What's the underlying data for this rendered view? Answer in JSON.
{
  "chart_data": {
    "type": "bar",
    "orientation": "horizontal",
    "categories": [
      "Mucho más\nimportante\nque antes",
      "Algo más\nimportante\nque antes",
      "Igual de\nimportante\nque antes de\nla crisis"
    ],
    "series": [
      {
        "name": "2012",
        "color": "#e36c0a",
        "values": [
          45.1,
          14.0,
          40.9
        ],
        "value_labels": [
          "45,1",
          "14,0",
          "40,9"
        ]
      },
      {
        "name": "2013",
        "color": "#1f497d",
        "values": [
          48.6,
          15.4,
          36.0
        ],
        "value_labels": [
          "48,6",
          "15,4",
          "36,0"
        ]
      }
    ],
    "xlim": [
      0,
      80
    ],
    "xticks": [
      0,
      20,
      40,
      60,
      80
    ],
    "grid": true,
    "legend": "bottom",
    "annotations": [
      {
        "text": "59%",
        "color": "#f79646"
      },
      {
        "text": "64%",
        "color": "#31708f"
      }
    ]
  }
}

══════════

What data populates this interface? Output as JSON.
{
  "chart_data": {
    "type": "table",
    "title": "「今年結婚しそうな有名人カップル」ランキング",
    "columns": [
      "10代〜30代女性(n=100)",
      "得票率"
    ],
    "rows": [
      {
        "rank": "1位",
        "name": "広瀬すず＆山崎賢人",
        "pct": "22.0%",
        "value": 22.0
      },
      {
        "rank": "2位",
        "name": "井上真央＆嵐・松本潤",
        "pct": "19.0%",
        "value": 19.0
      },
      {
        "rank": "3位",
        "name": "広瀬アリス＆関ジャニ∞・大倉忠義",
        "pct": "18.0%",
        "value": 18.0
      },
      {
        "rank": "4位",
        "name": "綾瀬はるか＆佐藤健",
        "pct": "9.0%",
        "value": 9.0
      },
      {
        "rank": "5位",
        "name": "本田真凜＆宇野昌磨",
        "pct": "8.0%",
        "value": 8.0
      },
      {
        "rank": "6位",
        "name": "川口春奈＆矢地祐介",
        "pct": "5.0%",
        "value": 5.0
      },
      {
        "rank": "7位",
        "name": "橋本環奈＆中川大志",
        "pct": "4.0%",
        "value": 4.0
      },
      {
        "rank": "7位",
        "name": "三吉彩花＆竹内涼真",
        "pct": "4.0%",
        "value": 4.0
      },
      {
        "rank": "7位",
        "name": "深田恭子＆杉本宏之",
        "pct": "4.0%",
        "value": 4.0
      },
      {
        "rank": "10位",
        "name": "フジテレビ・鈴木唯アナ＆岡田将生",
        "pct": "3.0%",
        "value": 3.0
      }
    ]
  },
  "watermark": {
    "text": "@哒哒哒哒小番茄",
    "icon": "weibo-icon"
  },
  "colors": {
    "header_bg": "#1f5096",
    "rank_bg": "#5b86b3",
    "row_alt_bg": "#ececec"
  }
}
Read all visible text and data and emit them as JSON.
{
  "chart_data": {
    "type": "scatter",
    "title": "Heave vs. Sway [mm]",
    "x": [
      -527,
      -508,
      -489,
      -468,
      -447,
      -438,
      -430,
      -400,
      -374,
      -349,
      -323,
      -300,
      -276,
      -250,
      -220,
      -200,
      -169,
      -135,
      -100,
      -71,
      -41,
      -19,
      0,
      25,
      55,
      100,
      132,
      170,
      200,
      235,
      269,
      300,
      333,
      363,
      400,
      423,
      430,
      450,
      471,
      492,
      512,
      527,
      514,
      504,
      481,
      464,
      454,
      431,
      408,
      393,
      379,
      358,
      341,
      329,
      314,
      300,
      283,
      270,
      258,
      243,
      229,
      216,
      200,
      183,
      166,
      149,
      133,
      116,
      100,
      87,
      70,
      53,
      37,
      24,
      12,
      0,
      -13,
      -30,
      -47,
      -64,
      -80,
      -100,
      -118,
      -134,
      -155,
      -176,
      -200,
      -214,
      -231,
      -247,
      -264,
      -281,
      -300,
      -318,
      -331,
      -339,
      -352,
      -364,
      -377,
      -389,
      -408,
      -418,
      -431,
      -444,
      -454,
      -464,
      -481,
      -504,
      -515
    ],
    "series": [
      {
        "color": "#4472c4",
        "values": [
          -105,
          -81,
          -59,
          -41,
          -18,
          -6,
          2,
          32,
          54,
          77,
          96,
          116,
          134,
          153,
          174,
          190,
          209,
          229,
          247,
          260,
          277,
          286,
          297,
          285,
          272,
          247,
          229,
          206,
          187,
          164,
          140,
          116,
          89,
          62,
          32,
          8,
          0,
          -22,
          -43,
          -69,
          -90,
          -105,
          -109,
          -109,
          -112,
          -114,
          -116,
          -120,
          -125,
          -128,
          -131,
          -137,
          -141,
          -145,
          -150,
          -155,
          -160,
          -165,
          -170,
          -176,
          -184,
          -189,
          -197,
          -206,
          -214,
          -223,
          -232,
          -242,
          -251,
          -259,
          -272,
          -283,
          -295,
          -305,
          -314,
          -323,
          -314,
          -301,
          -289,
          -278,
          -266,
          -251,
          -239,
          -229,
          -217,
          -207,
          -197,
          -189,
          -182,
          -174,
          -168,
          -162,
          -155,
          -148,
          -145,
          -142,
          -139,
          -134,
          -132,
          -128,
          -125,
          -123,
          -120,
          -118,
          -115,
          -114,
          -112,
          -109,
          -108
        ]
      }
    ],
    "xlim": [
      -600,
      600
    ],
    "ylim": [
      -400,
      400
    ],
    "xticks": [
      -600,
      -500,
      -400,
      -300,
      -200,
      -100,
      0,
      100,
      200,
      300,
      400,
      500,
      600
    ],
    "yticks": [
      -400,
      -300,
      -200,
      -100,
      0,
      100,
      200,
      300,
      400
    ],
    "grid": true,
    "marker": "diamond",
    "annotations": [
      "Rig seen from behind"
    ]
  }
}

══════════

Show each line holding the word "What".

» EXPECTED ANSWER
What's the underlying data for this rendered view? Answer in JSON.
What data populates this interface? Output as JSON.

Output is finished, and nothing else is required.